====== SUPPLIED MATERIAL ======

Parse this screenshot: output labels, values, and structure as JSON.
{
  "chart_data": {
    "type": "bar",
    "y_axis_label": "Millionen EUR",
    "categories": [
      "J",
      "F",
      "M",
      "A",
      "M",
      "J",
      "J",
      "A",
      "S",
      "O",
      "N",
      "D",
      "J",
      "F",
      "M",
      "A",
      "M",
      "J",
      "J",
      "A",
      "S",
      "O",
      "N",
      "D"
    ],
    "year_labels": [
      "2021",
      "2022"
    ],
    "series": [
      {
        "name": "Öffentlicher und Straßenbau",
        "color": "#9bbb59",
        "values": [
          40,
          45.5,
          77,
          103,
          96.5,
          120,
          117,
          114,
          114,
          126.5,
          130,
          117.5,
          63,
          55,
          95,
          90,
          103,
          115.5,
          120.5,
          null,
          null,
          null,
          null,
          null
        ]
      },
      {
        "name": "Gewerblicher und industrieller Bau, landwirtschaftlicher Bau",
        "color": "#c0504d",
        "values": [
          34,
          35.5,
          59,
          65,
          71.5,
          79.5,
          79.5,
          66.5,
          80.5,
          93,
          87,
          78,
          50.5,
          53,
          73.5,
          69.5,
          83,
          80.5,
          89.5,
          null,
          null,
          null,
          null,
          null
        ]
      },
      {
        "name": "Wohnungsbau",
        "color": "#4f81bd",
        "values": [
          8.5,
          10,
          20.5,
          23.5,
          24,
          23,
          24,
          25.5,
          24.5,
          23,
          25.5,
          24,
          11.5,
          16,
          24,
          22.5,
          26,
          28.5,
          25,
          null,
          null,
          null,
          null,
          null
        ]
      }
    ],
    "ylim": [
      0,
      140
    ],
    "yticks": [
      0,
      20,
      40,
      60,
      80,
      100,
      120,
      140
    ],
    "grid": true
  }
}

======

> **PROBLEM REQUIREMENTS**
Reproduce the material above exactly; please quote every line of it.

> **SOLVED EXERCISE**
Parse this screenshot: output labels, values, and structure as JSON.
{
  "chart_data": {
    "type": "bar",
    "y_axis_label": "Millionen EUR",
    "categories": [
      "J",
      "F",
      "M",
      "A",
      "M",
      "J",
      "J",
      "A",
      "S",
      "O",
      "N",
      "D",
      "J",
      "F",
      "M",
      "A",
      "M",
      "J",
      "J",
      "A",
      "S",
      "O",
      "N",
      "D"
    ],
    "year_labels": [
      "2021",
      "2022"
    ],
    "series": [
      {
        "name": "Öffentlicher und Straßenbau",
        "color": "#9bbb59",
        "values": [
          40,
          45.5,
          77,
          103,
          96.5,
          120,
          117,
          114,
          114,
          126.5,
          130,
          117.5,
          63,
          55,
          95,
          90,
          103,
          115.5,
          120.5,
          null,
          null,
          null,
          null,
          null
        ]
      },
      {
        "name": "Gewerblicher und industrieller Bau, landwirtschaftlicher Bau",
        "color": "#c0504d",
        "values": [
          34,
          35.5,
          59,
          65,
          71.5,
          79.5,
          79.5,
          66.5,
          80.5,
          93,
          87,
          78,
          50.5,
          53,
          73.5,
          69.5,
          83,
          80.5,
          89.5,
          null,
          null,
          null,
          null,
          null
        ]
      },
      {
        "name": "Wohnungsbau",
        "color": "#4f81bd",
        "values": [
          8.5,
          10,
          20.5,
          23.5,
          24,
          23,
          24,
          25.5,
          24.5,
          23,
          25.5,
          24,
          11.5,
          16,
          24,
          22.5,
          26,
          28.5,
          25,
          null,
          null,
          null,
          null,
          null
        ]
      }
    ],
    "ylim": [
      0,
      140
    ],
    "yticks": [
      0,
      20,
      40,
      60,
      80,
      100,
      120,
      140
    ],
    "grid": true
  }
}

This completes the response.